### Task objective
Every line that holds the string "Output" is to be identified and copied.

### Recorded data
■ ■ ■ ■ ■

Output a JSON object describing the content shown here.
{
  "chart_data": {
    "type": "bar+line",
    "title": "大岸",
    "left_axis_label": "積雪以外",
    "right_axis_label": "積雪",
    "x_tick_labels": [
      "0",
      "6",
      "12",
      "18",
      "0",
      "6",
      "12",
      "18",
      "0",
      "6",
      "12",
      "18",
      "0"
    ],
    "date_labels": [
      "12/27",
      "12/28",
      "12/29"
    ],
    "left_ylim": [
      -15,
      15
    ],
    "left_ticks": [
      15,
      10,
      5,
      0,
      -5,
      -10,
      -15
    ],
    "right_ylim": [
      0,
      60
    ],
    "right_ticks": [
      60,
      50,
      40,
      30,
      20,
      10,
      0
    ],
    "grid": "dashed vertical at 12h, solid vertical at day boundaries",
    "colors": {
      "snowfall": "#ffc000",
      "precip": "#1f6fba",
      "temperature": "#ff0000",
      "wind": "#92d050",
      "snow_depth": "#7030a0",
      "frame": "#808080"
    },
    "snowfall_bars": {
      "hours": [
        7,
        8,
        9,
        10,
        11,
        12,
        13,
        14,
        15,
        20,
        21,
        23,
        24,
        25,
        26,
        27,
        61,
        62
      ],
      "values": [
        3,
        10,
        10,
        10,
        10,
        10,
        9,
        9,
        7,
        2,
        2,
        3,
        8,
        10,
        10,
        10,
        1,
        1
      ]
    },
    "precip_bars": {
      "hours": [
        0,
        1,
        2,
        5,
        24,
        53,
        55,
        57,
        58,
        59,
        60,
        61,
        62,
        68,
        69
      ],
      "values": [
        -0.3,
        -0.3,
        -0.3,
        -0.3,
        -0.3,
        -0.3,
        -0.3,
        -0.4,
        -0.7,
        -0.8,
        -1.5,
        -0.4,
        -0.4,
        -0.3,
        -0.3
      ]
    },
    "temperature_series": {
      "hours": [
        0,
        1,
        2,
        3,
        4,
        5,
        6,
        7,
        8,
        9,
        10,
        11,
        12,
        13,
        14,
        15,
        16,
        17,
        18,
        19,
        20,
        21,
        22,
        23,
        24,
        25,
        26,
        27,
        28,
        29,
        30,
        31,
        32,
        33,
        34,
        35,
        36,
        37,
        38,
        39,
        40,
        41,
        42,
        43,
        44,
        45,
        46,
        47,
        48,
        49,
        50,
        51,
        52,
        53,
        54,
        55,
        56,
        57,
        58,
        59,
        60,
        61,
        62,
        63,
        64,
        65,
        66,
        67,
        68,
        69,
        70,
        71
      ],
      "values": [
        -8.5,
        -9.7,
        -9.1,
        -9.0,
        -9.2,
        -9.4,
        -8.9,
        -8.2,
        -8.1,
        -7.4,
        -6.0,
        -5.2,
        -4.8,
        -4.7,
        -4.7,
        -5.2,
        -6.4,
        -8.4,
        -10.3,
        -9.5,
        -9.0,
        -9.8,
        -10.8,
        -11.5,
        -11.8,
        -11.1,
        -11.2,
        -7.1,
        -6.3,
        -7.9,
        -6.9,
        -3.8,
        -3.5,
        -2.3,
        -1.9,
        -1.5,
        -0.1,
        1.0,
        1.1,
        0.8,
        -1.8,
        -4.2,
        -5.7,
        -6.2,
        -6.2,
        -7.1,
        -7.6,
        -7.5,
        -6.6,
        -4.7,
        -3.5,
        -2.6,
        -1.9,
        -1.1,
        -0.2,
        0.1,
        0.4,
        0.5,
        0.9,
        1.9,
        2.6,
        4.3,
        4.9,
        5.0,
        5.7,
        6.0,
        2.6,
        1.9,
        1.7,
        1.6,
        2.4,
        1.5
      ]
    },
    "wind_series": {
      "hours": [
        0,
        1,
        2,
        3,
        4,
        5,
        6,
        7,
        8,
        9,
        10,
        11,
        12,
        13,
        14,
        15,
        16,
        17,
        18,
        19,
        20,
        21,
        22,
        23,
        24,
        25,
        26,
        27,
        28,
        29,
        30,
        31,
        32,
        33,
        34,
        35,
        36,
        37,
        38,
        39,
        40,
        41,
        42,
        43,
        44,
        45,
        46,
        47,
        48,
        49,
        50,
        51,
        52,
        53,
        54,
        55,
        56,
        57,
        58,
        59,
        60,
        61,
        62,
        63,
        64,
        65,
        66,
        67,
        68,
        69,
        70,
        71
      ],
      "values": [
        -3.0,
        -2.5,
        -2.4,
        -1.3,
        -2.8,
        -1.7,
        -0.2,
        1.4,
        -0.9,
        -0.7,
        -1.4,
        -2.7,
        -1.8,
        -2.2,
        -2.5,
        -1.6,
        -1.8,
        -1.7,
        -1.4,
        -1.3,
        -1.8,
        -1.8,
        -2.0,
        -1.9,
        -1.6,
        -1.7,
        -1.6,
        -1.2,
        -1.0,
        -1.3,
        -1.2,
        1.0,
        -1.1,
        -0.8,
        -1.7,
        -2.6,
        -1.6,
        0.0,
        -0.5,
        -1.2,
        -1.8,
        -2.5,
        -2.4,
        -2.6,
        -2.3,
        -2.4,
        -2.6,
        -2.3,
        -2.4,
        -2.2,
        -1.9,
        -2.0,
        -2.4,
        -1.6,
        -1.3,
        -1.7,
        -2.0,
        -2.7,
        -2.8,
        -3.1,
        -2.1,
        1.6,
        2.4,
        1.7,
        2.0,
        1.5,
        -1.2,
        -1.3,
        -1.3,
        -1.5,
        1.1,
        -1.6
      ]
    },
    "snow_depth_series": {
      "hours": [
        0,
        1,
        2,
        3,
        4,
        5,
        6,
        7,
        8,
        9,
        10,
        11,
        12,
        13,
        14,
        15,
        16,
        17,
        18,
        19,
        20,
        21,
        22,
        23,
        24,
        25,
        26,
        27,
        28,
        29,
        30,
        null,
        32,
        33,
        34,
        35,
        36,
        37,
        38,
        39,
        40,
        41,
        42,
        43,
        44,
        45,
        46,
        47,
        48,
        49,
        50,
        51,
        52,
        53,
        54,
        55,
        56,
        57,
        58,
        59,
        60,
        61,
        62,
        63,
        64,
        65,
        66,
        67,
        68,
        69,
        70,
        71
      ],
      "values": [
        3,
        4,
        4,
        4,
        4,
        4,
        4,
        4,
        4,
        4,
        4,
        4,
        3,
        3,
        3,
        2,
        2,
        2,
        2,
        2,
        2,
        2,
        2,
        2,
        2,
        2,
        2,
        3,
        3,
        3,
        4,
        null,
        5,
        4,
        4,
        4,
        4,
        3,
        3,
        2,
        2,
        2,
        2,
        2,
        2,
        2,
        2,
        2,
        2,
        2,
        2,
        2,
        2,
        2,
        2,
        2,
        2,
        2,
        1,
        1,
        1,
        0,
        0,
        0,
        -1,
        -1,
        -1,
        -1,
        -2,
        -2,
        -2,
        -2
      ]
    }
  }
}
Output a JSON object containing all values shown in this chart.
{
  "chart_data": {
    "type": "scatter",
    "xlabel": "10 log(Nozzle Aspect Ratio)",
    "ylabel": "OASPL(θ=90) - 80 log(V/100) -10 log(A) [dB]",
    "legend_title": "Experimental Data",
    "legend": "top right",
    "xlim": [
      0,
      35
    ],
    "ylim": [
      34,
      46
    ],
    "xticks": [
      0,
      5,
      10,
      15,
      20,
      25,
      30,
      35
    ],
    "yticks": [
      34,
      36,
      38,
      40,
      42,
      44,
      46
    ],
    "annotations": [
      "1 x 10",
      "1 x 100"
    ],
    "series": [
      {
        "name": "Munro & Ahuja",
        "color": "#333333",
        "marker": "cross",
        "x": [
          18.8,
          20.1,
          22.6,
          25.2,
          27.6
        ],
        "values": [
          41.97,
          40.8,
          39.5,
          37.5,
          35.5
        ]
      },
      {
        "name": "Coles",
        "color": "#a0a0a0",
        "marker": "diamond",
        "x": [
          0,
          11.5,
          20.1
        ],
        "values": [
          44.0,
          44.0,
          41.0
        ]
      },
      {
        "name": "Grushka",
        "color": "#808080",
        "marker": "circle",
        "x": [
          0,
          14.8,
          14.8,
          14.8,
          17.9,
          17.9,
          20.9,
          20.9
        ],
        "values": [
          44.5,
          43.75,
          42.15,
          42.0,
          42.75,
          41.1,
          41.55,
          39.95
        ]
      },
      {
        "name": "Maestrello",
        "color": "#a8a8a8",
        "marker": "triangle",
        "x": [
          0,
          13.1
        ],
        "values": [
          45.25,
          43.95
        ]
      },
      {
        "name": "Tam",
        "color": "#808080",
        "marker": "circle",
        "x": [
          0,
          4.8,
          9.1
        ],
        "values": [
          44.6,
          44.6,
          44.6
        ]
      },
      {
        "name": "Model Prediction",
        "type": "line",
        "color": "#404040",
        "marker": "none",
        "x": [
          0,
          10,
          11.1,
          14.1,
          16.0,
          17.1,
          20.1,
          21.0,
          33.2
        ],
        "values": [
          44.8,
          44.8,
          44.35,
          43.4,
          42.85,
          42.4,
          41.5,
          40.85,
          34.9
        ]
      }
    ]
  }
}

■ ■ ■ ■ ■

### The solution
Output a JSON object describing the content shown here.
Output a JSON object containing all values shown in this chart.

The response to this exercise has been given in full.